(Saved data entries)
┌────────

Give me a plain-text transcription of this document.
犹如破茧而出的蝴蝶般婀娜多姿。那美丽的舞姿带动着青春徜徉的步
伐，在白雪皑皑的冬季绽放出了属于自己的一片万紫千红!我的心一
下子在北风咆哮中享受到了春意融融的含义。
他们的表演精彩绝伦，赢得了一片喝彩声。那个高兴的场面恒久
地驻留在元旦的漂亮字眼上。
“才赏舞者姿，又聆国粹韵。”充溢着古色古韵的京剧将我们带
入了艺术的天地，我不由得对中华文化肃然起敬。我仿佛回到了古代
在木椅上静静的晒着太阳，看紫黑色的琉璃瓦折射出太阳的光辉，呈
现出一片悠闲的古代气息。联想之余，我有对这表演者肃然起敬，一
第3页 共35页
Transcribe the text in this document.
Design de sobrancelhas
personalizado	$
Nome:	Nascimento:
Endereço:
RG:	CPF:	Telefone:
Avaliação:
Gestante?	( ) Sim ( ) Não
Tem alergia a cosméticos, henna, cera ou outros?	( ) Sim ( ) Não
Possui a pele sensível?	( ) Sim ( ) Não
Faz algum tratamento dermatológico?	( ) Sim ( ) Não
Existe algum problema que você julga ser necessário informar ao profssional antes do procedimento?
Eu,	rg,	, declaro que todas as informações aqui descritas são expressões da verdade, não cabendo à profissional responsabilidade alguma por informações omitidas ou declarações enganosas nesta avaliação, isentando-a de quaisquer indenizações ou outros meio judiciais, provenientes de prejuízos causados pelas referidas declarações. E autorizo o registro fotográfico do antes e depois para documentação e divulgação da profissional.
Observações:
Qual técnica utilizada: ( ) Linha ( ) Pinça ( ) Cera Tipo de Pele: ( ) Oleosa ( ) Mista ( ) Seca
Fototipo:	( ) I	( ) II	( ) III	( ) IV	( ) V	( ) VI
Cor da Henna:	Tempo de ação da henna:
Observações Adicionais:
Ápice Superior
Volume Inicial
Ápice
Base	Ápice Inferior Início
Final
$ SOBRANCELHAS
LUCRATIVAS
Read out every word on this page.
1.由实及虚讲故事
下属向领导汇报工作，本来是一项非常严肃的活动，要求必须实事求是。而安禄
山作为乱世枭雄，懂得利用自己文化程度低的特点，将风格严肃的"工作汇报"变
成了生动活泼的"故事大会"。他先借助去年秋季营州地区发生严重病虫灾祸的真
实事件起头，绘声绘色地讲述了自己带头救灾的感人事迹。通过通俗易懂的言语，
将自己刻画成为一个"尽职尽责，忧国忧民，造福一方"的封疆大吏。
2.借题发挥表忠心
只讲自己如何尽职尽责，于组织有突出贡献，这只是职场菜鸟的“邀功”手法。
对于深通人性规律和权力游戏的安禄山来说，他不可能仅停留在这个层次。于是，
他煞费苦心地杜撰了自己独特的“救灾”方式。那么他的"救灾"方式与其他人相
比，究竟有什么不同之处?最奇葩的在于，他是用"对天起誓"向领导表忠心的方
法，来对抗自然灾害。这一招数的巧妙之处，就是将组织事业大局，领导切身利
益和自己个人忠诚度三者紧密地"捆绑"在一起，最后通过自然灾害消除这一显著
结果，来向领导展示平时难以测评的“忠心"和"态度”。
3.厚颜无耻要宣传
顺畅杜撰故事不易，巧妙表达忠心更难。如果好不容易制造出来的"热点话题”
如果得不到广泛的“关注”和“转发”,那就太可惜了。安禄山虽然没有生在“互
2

└────────

Lines containing the string "outros" should be counted; reply with their number and nothing more.

2